Dataset items

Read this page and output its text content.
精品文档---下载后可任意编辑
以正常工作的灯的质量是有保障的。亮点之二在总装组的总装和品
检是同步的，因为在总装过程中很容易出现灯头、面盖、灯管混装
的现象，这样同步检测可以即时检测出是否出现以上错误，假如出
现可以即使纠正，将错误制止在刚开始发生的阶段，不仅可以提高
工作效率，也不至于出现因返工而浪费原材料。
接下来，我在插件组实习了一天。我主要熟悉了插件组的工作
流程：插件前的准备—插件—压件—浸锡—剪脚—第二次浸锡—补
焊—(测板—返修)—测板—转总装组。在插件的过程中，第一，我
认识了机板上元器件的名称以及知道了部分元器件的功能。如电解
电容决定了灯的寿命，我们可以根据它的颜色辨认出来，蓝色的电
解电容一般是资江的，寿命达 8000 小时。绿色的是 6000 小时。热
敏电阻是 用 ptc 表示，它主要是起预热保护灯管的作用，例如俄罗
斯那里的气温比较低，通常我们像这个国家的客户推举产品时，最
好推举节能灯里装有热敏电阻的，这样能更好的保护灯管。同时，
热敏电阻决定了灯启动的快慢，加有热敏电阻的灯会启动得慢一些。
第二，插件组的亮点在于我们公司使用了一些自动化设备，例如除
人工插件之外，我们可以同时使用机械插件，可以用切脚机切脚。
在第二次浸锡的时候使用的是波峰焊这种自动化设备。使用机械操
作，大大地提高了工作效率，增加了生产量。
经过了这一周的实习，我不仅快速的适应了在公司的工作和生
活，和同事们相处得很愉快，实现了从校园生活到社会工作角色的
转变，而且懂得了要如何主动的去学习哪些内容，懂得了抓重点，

==

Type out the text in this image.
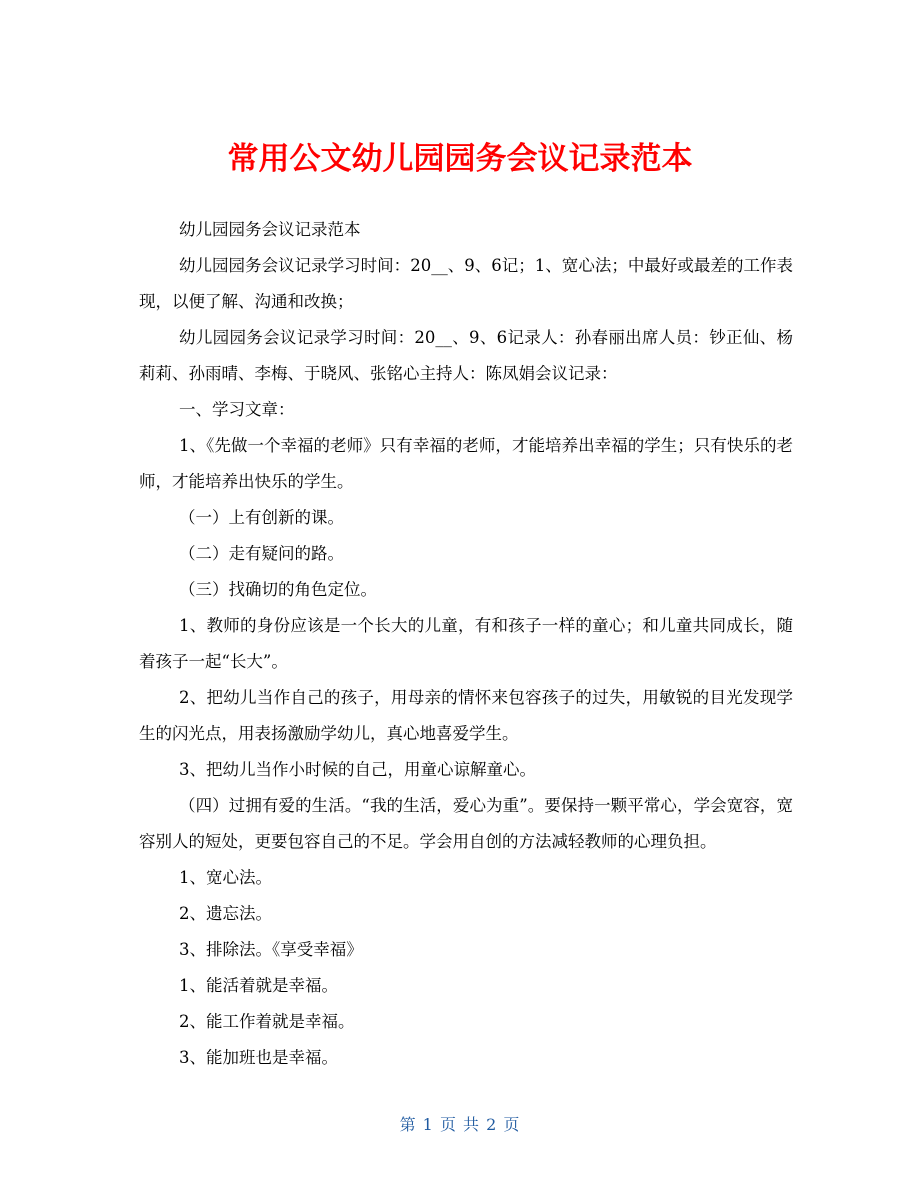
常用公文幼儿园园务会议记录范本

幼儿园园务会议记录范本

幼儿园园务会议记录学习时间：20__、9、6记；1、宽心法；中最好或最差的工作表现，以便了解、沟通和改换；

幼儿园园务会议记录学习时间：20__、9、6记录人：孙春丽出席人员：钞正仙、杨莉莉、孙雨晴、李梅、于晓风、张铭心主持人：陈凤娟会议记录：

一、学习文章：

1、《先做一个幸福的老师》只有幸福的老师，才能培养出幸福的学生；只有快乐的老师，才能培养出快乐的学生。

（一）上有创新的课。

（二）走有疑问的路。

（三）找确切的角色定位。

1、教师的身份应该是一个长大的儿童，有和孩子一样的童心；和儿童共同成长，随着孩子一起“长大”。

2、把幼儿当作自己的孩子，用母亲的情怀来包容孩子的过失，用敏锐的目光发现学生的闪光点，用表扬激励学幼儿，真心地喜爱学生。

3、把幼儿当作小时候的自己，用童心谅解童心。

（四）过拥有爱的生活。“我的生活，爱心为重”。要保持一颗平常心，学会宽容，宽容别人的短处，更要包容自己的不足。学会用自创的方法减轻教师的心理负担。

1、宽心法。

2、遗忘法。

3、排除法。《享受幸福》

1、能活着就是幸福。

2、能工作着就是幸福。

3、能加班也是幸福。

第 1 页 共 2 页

*PROBLEM DETAILS*
Pull out each line of the entries that contains "this".

*FULL RESPONSE*
Read this page and output its text content.
Type out the text in this image.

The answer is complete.